— Start INFORMATION SHOWN —

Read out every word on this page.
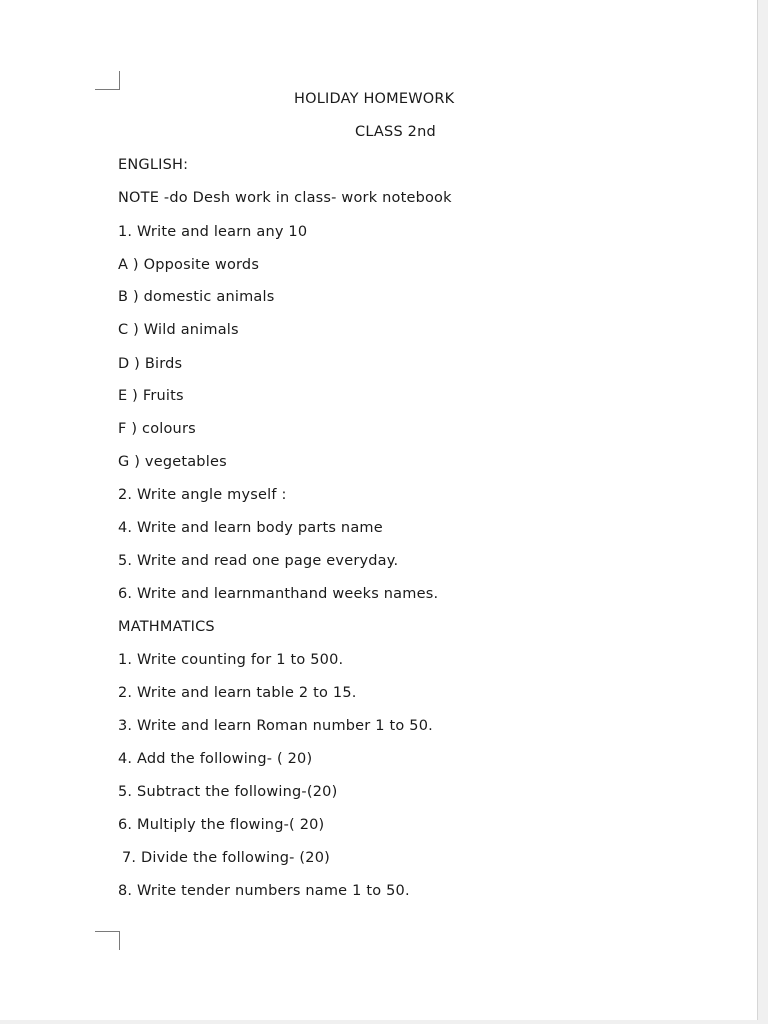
HOLIDAY HOMEWORK
CLASS 2nd
ENGLISH:
NOTE -do Desh work in class- work notebook
1. Write and learn any 10
A ) Opposite words
B ) domestic animals
C ) Wild animals
D ) Birds
E ) Fruits
F ) colours
G ) vegetables
2. Write angle myself :
4. Write and learn body parts name
5. Write and read one page everyday.
6. Write and learnmanthand weeks names.
MATHMATICS
1. Write counting for 1 to 500.
2. Write and learn table 2 to 15.
3. Write and learn Roman number 1 to 50.
4. Add the following- ( 20)
5. Subtract the following-(20)
6. Multiply the flowing-( 20)
7. Divide the following- (20)
8. Write tender numbers name 1 to 50.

— End INFORMATION SHOWN —

◆ WHAT YOU SHOULD DO
All the material shown above is to be copied exactly, with no pictures carried over.

◆ THE COMPLETED TASK
Read out every word on this page.
HOLIDAY HOMEWORK
CLASS 2nd
ENGLISH:
NOTE -do Desh work in class- work notebook
1. Write and learn any 10
A ) Opposite words
B ) domestic animals
C ) Wild animals
D ) Birds
E ) Fruits
F ) colours
G ) vegetables
2. Write angle myself :
4. Write and learn body parts name
5. Write and read one page everyday.
6. Write and learnmanthand weeks names.
MATHMATICS
1. Write counting for 1 to 500.
2. Write and learn table 2 to 15.
3. Write and learn Roman number 1 to 50.
4. Add the following- ( 20)
5. Subtract the following-(20)
6. Multiply the flowing-( 20)
7. Divide the following- (20)
8. Write tender numbers name 1 to 50.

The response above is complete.